## DATASET ENTRIES
>>>>

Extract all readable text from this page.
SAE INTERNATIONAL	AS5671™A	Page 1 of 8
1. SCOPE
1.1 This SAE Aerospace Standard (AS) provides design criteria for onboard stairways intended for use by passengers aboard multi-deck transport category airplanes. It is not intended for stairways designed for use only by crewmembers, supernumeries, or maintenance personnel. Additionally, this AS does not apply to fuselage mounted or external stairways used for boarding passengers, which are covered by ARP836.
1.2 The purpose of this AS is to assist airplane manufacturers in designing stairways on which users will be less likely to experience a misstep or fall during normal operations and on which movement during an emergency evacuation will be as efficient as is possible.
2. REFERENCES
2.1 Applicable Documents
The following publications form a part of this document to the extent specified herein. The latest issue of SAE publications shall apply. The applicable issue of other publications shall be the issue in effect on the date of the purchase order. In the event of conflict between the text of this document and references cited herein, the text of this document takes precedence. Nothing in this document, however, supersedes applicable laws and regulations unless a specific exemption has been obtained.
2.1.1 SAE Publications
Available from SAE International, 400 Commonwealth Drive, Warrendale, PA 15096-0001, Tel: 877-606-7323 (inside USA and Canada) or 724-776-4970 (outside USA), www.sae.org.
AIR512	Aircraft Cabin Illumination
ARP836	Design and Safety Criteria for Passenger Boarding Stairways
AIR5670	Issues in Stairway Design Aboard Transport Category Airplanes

<<<<

## YOUR GOAL
Return the entries in full, keeping every line exactly as it is.

## SOLUTION
Extract all readable text from this page.
SAE INTERNATIONAL	AS5671™A	Page 1 of 8
1. SCOPE
1.1 This SAE Aerospace Standard (AS) provides design criteria for onboard stairways intended for use by passengers aboard multi-deck transport category airplanes. It is not intended for stairways designed for use only by crewmembers, supernumeries, or maintenance personnel. Additionally, this AS does not apply to fuselage mounted or external stairways used for boarding passengers, which are covered by ARP836.
1.2 The purpose of this AS is to assist airplane manufacturers in designing stairways on which users will be less likely to experience a misstep or fall during normal operations and on which movement during an emergency evacuation will be as efficient as is possible.
2. REFERENCES
2.1 Applicable Documents
The following publications form a part of this document to the extent specified herein. The latest issue of SAE publications shall apply. The applicable issue of other publications shall be the issue in effect on the date of the purchase order. In the event of conflict between the text of this document and references cited herein, the text of this document takes precedence. Nothing in this document, however, supersedes applicable laws and regulations unless a specific exemption has been obtained.
2.1.1 SAE Publications
Available from SAE International, 400 Commonwealth Drive, Warrendale, PA 15096-0001, Tel: 877-606-7323 (inside USA and Canada) or 724-776-4970 (outside USA), www.sae.org.
AIR512	Aircraft Cabin Illumination
ARP836	Design and Safety Criteria for Passenger Boarding Stairways
AIR5670	Issues in Stairway Design Aboard Transport Category Airplanes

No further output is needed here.